Exercise: Establish how many lines in the material include the string "Failed" and report it as a lone number.

— START OF Information supplied —

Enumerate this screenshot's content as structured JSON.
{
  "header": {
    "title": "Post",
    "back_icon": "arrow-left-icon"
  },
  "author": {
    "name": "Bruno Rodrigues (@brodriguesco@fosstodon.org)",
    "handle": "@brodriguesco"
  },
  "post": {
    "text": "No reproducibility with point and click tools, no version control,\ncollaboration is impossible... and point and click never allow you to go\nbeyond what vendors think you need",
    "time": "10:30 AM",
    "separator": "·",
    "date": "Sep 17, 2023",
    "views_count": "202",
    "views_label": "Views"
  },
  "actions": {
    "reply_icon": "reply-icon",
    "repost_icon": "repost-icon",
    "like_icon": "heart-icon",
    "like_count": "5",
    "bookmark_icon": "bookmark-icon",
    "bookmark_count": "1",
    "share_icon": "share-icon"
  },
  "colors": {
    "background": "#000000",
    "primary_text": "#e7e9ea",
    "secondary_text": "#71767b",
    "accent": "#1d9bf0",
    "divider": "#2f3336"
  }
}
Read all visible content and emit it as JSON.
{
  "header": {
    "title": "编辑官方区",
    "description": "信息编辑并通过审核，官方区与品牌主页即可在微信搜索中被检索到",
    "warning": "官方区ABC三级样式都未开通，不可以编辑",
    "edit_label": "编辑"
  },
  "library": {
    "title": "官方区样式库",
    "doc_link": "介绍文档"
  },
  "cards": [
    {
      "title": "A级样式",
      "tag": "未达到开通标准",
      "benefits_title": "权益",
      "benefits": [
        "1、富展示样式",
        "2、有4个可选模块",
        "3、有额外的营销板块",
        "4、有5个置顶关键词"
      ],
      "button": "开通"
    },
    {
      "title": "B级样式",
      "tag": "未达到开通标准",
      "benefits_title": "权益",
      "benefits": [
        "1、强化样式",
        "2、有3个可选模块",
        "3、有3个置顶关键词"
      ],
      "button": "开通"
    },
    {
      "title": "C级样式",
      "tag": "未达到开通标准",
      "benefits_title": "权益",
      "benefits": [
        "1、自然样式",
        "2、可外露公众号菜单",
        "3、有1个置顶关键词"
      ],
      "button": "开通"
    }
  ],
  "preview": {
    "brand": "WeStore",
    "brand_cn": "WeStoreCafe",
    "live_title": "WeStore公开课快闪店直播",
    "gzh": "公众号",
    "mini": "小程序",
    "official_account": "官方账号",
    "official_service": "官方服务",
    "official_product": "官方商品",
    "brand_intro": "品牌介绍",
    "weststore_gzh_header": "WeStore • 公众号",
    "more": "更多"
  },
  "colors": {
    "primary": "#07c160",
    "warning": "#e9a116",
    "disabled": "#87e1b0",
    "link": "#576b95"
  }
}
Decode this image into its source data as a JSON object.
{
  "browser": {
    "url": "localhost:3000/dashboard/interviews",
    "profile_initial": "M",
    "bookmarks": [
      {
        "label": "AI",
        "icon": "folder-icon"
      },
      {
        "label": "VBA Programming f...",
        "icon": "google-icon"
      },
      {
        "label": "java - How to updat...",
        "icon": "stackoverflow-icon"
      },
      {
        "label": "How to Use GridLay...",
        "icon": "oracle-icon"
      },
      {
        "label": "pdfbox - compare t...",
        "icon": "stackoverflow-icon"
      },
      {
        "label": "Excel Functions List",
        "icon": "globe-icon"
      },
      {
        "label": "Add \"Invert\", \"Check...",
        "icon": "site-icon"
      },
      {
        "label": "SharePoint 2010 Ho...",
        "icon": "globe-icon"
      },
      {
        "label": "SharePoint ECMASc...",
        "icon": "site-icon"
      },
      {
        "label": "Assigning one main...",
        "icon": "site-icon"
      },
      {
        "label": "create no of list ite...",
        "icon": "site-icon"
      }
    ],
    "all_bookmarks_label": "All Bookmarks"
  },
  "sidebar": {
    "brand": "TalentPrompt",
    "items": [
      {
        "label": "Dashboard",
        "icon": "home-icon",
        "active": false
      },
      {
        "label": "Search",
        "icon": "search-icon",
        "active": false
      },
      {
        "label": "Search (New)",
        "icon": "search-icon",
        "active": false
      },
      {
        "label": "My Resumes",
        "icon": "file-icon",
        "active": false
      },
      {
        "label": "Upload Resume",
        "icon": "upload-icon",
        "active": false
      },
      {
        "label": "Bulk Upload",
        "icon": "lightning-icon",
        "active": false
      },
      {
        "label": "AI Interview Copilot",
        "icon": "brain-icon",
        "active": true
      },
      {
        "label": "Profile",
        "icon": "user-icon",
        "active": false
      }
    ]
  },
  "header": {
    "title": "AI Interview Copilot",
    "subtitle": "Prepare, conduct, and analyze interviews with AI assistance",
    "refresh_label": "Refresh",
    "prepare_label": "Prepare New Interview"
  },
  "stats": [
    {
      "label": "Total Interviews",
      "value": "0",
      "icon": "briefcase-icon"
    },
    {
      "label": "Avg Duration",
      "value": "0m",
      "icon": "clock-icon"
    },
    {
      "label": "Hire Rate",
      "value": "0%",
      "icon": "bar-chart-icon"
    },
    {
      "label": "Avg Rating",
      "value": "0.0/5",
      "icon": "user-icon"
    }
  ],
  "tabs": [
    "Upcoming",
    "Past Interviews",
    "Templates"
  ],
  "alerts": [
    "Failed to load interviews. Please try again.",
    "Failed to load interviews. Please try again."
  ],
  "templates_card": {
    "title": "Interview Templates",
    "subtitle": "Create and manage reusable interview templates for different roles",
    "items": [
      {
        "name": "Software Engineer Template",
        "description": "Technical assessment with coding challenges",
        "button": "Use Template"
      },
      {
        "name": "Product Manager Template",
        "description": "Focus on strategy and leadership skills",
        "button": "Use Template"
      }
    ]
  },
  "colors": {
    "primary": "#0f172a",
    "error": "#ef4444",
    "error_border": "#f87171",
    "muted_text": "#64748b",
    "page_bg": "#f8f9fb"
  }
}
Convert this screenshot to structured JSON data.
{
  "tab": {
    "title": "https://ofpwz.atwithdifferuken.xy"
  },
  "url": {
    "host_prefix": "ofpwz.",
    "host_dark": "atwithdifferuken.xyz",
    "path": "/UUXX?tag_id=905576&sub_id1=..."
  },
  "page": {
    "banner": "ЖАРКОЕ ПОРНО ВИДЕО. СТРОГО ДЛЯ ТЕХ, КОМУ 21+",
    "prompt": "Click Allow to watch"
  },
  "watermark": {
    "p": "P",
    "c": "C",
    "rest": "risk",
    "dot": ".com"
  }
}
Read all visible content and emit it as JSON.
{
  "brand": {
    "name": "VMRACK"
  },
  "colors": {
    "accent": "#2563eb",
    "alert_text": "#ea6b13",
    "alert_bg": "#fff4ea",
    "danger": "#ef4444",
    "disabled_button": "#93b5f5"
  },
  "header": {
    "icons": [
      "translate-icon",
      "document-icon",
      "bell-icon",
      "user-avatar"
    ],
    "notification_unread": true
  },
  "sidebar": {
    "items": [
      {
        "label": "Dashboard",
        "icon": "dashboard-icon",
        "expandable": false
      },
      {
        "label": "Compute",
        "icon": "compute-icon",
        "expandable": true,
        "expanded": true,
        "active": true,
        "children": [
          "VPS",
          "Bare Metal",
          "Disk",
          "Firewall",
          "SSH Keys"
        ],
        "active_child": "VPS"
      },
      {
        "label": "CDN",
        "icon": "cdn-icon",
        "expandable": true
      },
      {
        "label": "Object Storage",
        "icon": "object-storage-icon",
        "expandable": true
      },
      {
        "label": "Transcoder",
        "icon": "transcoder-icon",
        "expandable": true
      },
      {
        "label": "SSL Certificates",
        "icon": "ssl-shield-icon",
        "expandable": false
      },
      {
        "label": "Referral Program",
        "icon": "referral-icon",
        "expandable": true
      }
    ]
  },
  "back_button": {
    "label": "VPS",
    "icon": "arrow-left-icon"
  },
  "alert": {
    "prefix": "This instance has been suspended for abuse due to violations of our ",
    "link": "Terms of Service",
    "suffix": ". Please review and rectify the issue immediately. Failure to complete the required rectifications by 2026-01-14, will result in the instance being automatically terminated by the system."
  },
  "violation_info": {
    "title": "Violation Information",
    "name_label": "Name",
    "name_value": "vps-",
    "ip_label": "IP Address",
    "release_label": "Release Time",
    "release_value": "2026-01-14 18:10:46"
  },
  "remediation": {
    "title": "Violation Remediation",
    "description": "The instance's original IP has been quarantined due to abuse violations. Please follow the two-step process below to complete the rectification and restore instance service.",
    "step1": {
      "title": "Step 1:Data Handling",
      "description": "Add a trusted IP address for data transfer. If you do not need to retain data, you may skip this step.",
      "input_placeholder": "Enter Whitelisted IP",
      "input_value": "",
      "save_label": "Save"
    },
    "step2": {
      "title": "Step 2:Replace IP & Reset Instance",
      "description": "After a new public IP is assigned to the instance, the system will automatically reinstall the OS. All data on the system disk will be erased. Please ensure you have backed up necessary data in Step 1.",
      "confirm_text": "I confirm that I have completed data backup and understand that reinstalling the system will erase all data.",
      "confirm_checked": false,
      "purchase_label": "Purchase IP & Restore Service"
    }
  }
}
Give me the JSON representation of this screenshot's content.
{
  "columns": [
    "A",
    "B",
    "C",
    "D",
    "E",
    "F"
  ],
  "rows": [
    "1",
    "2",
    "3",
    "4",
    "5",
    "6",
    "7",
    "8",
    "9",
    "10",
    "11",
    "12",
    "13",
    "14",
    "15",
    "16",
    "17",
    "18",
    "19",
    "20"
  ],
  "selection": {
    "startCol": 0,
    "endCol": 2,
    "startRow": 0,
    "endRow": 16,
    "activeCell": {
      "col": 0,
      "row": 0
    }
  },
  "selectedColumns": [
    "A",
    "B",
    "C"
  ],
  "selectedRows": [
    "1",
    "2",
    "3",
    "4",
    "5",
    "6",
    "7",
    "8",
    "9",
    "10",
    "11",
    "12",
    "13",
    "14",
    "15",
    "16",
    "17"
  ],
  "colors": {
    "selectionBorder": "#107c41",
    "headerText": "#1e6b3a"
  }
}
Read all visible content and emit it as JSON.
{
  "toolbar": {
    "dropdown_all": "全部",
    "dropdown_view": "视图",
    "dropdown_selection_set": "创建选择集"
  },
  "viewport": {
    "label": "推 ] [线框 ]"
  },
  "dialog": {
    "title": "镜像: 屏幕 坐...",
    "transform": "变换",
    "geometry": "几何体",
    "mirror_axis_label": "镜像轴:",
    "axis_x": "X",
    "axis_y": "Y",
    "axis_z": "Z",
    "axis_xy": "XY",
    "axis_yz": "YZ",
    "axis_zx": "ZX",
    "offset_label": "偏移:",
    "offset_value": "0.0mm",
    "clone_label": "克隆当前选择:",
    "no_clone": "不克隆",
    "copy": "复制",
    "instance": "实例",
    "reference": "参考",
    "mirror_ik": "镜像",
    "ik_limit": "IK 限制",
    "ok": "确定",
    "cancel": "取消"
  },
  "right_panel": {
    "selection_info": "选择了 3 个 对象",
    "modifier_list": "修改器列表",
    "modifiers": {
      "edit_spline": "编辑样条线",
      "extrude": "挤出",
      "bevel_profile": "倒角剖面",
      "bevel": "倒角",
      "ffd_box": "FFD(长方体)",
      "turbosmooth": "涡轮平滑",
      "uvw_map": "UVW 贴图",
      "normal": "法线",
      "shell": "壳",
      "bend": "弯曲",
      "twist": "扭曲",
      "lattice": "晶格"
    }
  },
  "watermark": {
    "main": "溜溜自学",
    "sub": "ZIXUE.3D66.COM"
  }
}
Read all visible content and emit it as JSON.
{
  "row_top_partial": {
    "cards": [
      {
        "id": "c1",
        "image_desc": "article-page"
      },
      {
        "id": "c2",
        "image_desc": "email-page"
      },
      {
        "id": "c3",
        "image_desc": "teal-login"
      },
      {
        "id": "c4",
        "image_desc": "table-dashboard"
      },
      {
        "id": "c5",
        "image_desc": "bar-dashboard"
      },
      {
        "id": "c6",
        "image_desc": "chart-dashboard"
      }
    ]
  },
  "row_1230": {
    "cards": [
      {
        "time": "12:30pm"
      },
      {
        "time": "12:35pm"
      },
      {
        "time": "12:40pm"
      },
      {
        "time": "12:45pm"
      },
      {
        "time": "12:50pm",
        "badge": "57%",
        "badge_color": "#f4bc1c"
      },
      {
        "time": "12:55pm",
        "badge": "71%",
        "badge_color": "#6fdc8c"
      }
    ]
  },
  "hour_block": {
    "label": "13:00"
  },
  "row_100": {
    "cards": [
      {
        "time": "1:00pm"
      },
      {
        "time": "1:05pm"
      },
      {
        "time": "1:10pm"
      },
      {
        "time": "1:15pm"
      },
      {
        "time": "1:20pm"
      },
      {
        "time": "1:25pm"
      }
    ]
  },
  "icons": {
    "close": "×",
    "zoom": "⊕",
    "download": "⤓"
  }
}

— END OF Information supplied —

Output for this exercise: 2